YOUR TASK
Below is a listing; write it out exactly and drop any images from it.

PROVIDED DATA
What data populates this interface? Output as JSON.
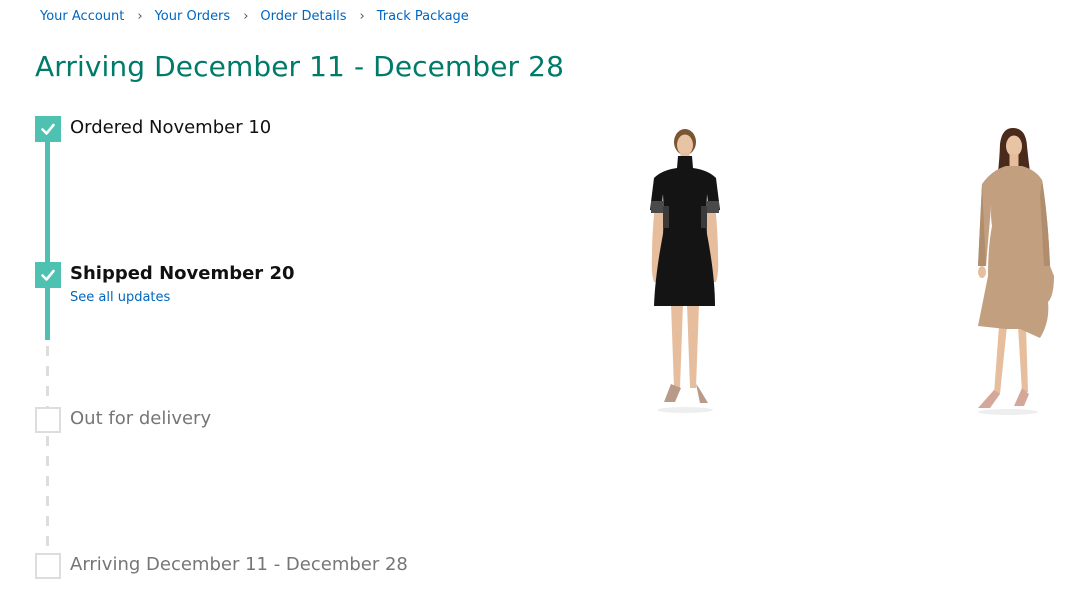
{
  "breadcrumb": {
    "items": [
      "Your Account",
      "Your Orders",
      "Order Details",
      "Track Package"
    ],
    "separator": "›"
  },
  "page_title": "Arriving December 11 - December 28",
  "timeline": {
    "steps": [
      {
        "label": "Ordered November 10",
        "status": "done"
      },
      {
        "label": "Shipped November 20",
        "status": "current",
        "link": "See all updates"
      },
      {
        "label": "Out for delivery",
        "status": "pending"
      },
      {
        "label": "Arriving December 11 - December 28",
        "status": "pending"
      }
    ]
  },
  "colors": {
    "accent": "#007b69",
    "progress": "#4fc1b0",
    "link": "#0066c0",
    "pending": "#dddddd"
  },
  "products": [
    {
      "icon": "black-short-sleeve-dress-image"
    },
    {
      "icon": "camel-long-sleeve-dress-image"
    }
  ]
}
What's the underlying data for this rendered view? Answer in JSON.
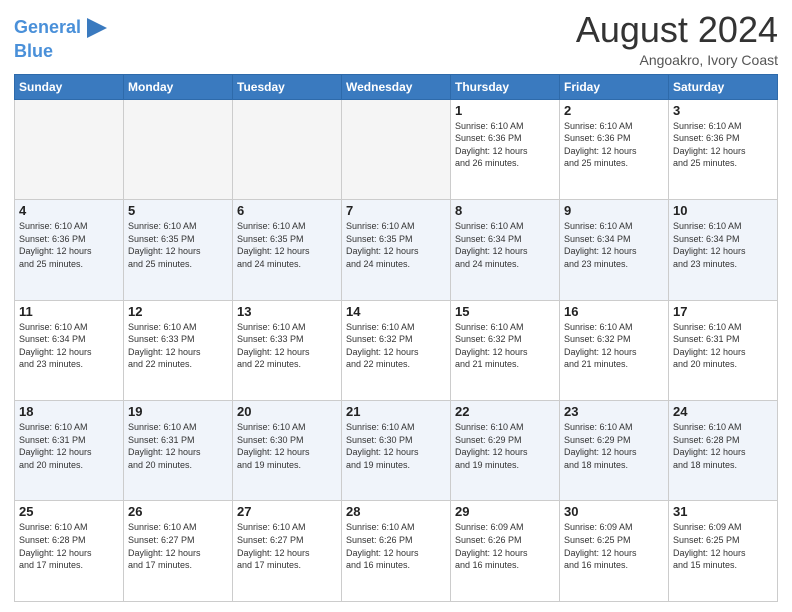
{
  "header": {
    "logo_line1": "General",
    "logo_line2": "Blue",
    "main_title": "August 2024",
    "subtitle": "Angoakro, Ivory Coast"
  },
  "days_of_week": [
    "Sunday",
    "Monday",
    "Tuesday",
    "Wednesday",
    "Thursday",
    "Friday",
    "Saturday"
  ],
  "weeks": [
    [
      {
        "day": "",
        "info": "",
        "empty": true
      },
      {
        "day": "",
        "info": "",
        "empty": true
      },
      {
        "day": "",
        "info": "",
        "empty": true
      },
      {
        "day": "",
        "info": "",
        "empty": true
      },
      {
        "day": "1",
        "info": "Sunrise: 6:10 AM\nSunset: 6:36 PM\nDaylight: 12 hours\nand 26 minutes.",
        "empty": false
      },
      {
        "day": "2",
        "info": "Sunrise: 6:10 AM\nSunset: 6:36 PM\nDaylight: 12 hours\nand 25 minutes.",
        "empty": false
      },
      {
        "day": "3",
        "info": "Sunrise: 6:10 AM\nSunset: 6:36 PM\nDaylight: 12 hours\nand 25 minutes.",
        "empty": false
      }
    ],
    [
      {
        "day": "4",
        "info": "Sunrise: 6:10 AM\nSunset: 6:36 PM\nDaylight: 12 hours\nand 25 minutes.",
        "empty": false
      },
      {
        "day": "5",
        "info": "Sunrise: 6:10 AM\nSunset: 6:35 PM\nDaylight: 12 hours\nand 25 minutes.",
        "empty": false
      },
      {
        "day": "6",
        "info": "Sunrise: 6:10 AM\nSunset: 6:35 PM\nDaylight: 12 hours\nand 24 minutes.",
        "empty": false
      },
      {
        "day": "7",
        "info": "Sunrise: 6:10 AM\nSunset: 6:35 PM\nDaylight: 12 hours\nand 24 minutes.",
        "empty": false
      },
      {
        "day": "8",
        "info": "Sunrise: 6:10 AM\nSunset: 6:34 PM\nDaylight: 12 hours\nand 24 minutes.",
        "empty": false
      },
      {
        "day": "9",
        "info": "Sunrise: 6:10 AM\nSunset: 6:34 PM\nDaylight: 12 hours\nand 23 minutes.",
        "empty": false
      },
      {
        "day": "10",
        "info": "Sunrise: 6:10 AM\nSunset: 6:34 PM\nDaylight: 12 hours\nand 23 minutes.",
        "empty": false
      }
    ],
    [
      {
        "day": "11",
        "info": "Sunrise: 6:10 AM\nSunset: 6:34 PM\nDaylight: 12 hours\nand 23 minutes.",
        "empty": false
      },
      {
        "day": "12",
        "info": "Sunrise: 6:10 AM\nSunset: 6:33 PM\nDaylight: 12 hours\nand 22 minutes.",
        "empty": false
      },
      {
        "day": "13",
        "info": "Sunrise: 6:10 AM\nSunset: 6:33 PM\nDaylight: 12 hours\nand 22 minutes.",
        "empty": false
      },
      {
        "day": "14",
        "info": "Sunrise: 6:10 AM\nSunset: 6:32 PM\nDaylight: 12 hours\nand 22 minutes.",
        "empty": false
      },
      {
        "day": "15",
        "info": "Sunrise: 6:10 AM\nSunset: 6:32 PM\nDaylight: 12 hours\nand 21 minutes.",
        "empty": false
      },
      {
        "day": "16",
        "info": "Sunrise: 6:10 AM\nSunset: 6:32 PM\nDaylight: 12 hours\nand 21 minutes.",
        "empty": false
      },
      {
        "day": "17",
        "info": "Sunrise: 6:10 AM\nSunset: 6:31 PM\nDaylight: 12 hours\nand 20 minutes.",
        "empty": false
      }
    ],
    [
      {
        "day": "18",
        "info": "Sunrise: 6:10 AM\nSunset: 6:31 PM\nDaylight: 12 hours\nand 20 minutes.",
        "empty": false
      },
      {
        "day": "19",
        "info": "Sunrise: 6:10 AM\nSunset: 6:31 PM\nDaylight: 12 hours\nand 20 minutes.",
        "empty": false
      },
      {
        "day": "20",
        "info": "Sunrise: 6:10 AM\nSunset: 6:30 PM\nDaylight: 12 hours\nand 19 minutes.",
        "empty": false
      },
      {
        "day": "21",
        "info": "Sunrise: 6:10 AM\nSunset: 6:30 PM\nDaylight: 12 hours\nand 19 minutes.",
        "empty": false
      },
      {
        "day": "22",
        "info": "Sunrise: 6:10 AM\nSunset: 6:29 PM\nDaylight: 12 hours\nand 19 minutes.",
        "empty": false
      },
      {
        "day": "23",
        "info": "Sunrise: 6:10 AM\nSunset: 6:29 PM\nDaylight: 12 hours\nand 18 minutes.",
        "empty": false
      },
      {
        "day": "24",
        "info": "Sunrise: 6:10 AM\nSunset: 6:28 PM\nDaylight: 12 hours\nand 18 minutes.",
        "empty": false
      }
    ],
    [
      {
        "day": "25",
        "info": "Sunrise: 6:10 AM\nSunset: 6:28 PM\nDaylight: 12 hours\nand 17 minutes.",
        "empty": false
      },
      {
        "day": "26",
        "info": "Sunrise: 6:10 AM\nSunset: 6:27 PM\nDaylight: 12 hours\nand 17 minutes.",
        "empty": false
      },
      {
        "day": "27",
        "info": "Sunrise: 6:10 AM\nSunset: 6:27 PM\nDaylight: 12 hours\nand 17 minutes.",
        "empty": false
      },
      {
        "day": "28",
        "info": "Sunrise: 6:10 AM\nSunset: 6:26 PM\nDaylight: 12 hours\nand 16 minutes.",
        "empty": false
      },
      {
        "day": "29",
        "info": "Sunrise: 6:09 AM\nSunset: 6:26 PM\nDaylight: 12 hours\nand 16 minutes.",
        "empty": false
      },
      {
        "day": "30",
        "info": "Sunrise: 6:09 AM\nSunset: 6:25 PM\nDaylight: 12 hours\nand 16 minutes.",
        "empty": false
      },
      {
        "day": "31",
        "info": "Sunrise: 6:09 AM\nSunset: 6:25 PM\nDaylight: 12 hours\nand 15 minutes.",
        "empty": false
      }
    ]
  ]
}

CORRECT RESPONSE
What data populates this interface? Output as JSON.
{
  "breadcrumb": {
    "items": [
      "Your Account",
      "Your Orders",
      "Order Details",
      "Track Package"
    ],
    "separator": "›"
  },
  "page_title": "Arriving December 11 - December 28",
  "timeline": {
    "steps": [
      {
        "label": "Ordered November 10",
        "status": "done"
      },
      {
        "label": "Shipped November 20",
        "status": "current",
        "link": "See all updates"
      },
      {
        "label": "Out for delivery",
        "status": "pending"
      },
      {
        "label": "Arriving December 11 - December 28",
        "status": "pending"
      }
    ]
  },
  "colors": {
    "accent": "#007b69",
    "progress": "#4fc1b0",
    "link": "#0066c0",
    "pending": "#dddddd"
  },
  "products": [
    {
      "icon": "black-short-sleeve-dress-image"
    },
    {
      "icon": "camel-long-sleeve-dress-image"
    }
  ]
}
What's the underlying data for this rendered view? Answer in JSON.
{
  "header": {
    "logo_line1": "General",
    "logo_line2": "Blue",
    "main_title": "August 2024",
    "subtitle": "Angoakro, Ivory Coast"
  },
  "days_of_week": [
    "Sunday",
    "Monday",
    "Tuesday",
    "Wednesday",
    "Thursday",
    "Friday",
    "Saturday"
  ],
  "weeks": [
    [
      {
        "day": "",
        "info": "",
        "empty": true
      },
      {
        "day": "",
        "info": "",
        "empty": true
      },
      {
        "day": "",
        "info": "",
        "empty": true
      },
      {
        "day": "",
        "info": "",
        "empty": true
      },
      {
        "day": "1",
        "info": "Sunrise: 6:10 AM\nSunset: 6:36 PM\nDaylight: 12 hours\nand 26 minutes.",
        "empty": false
      },
      {
        "day": "2",
        "info": "Sunrise: 6:10 AM\nSunset: 6:36 PM\nDaylight: 12 hours\nand 25 minutes.",
        "empty": false
      },
      {
        "day": "3",
        "info": "Sunrise: 6:10 AM\nSunset: 6:36 PM\nDaylight: 12 hours\nand 25 minutes.",
        "empty": false
      }
    ],
    [
      {
        "day": "4",
        "info": "Sunrise: 6:10 AM\nSunset: 6:36 PM\nDaylight: 12 hours\nand 25 minutes.",
        "empty": false
      },
      {
        "day": "5",
        "info": "Sunrise: 6:10 AM\nSunset: 6:35 PM\nDaylight: 12 hours\nand 25 minutes.",
        "empty": false
      },
      {
        "day": "6",
        "info": "Sunrise: 6:10 AM\nSunset: 6:35 PM\nDaylight: 12 hours\nand 24 minutes.",
        "empty": false
      },
      {
        "day": "7",
        "info": "Sunrise: 6:10 AM\nSunset: 6:35 PM\nDaylight: 12 hours\nand 24 minutes.",
        "empty": false
      },
      {
        "day": "8",
        "info": "Sunrise: 6:10 AM\nSunset: 6:34 PM\nDaylight: 12 hours\nand 24 minutes.",
        "empty": false
      },
      {
        "day": "9",
        "info": "Sunrise: 6:10 AM\nSunset: 6:34 PM\nDaylight: 12 hours\nand 23 minutes.",
        "empty": false
      },
      {
        "day": "10",
        "info": "Sunrise: 6:10 AM\nSunset: 6:34 PM\nDaylight: 12 hours\nand 23 minutes.",
        "empty": false
      }
    ],
    [
      {
        "day": "11",
        "info": "Sunrise: 6:10 AM\nSunset: 6:34 PM\nDaylight: 12 hours\nand 23 minutes.",
        "empty": false
      },
      {
        "day": "12",
        "info": "Sunrise: 6:10 AM\nSunset: 6:33 PM\nDaylight: 12 hours\nand 22 minutes.",
        "empty": false
      },
      {
        "day": "13",
        "info": "Sunrise: 6:10 AM\nSunset: 6:33 PM\nDaylight: 12 hours\nand 22 minutes.",
        "empty": false
      },
      {
        "day": "14",
        "info": "Sunrise: 6:10 AM\nSunset: 6:32 PM\nDaylight: 12 hours\nand 22 minutes.",
        "empty": false
      },
      {
        "day": "15",
        "info": "Sunrise: 6:10 AM\nSunset: 6:32 PM\nDaylight: 12 hours\nand 21 minutes.",
        "empty": false
      },
      {
        "day": "16",
        "info": "Sunrise: 6:10 AM\nSunset: 6:32 PM\nDaylight: 12 hours\nand 21 minutes.",
        "empty": false
      },
      {
        "day": "17",
        "info": "Sunrise: 6:10 AM\nSunset: 6:31 PM\nDaylight: 12 hours\nand 20 minutes.",
        "empty": false
      }
    ],
    [
      {
        "day": "18",
        "info": "Sunrise: 6:10 AM\nSunset: 6:31 PM\nDaylight: 12 hours\nand 20 minutes.",
        "empty": false
      },
      {
        "day": "19",
        "info": "Sunrise: 6:10 AM\nSunset: 6:31 PM\nDaylight: 12 hours\nand 20 minutes.",
        "empty": false
      },
      {
        "day": "20",
        "info": "Sunrise: 6:10 AM\nSunset: 6:30 PM\nDaylight: 12 hours\nand 19 minutes.",
        "empty": false
      },
      {
        "day": "21",
        "info": "Sunrise: 6:10 AM\nSunset: 6:30 PM\nDaylight: 12 hours\nand 19 minutes.",
        "empty": false
      },
      {
        "day": "22",
        "info": "Sunrise: 6:10 AM\nSunset: 6:29 PM\nDaylight: 12 hours\nand 19 minutes.",
        "empty": false
      },
      {
        "day": "23",
        "info": "Sunrise: 6:10 AM\nSunset: 6:29 PM\nDaylight: 12 hours\nand 18 minutes.",
        "empty": false
      },
      {
        "day": "24",
        "info": "Sunrise: 6:10 AM\nSunset: 6:28 PM\nDaylight: 12 hours\nand 18 minutes.",
        "empty": false
      }
    ],
    [
      {
        "day": "25",
        "info": "Sunrise: 6:10 AM\nSunset: 6:28 PM\nDaylight: 12 hours\nand 17 minutes.",
        "empty": false
      },
      {
        "day": "26",
        "info": "Sunrise: 6:10 AM\nSunset: 6:27 PM\nDaylight: 12 hours\nand 17 minutes.",
        "empty": false
      },
      {
        "day": "27",
        "info": "Sunrise: 6:10 AM\nSunset: 6:27 PM\nDaylight: 12 hours\nand 17 minutes.",
        "empty": false
      },
      {
        "day": "28",
        "info": "Sunrise: 6:10 AM\nSunset: 6:26 PM\nDaylight: 12 hours\nand 16 minutes.",
        "empty": false
      },
      {
        "day": "29",
        "info": "Sunrise: 6:09 AM\nSunset: 6:26 PM\nDaylight: 12 hours\nand 16 minutes.",
        "empty": false
      },
      {
        "day": "30",
        "info": "Sunrise: 6:09 AM\nSunset: 6:25 PM\nDaylight: 12 hours\nand 16 minutes.",
        "empty": false
      },
      {
        "day": "31",
        "info": "Sunrise: 6:09 AM\nSunset: 6:25 PM\nDaylight: 12 hours\nand 15 minutes.",
        "empty": false
      }
    ]
  ]
}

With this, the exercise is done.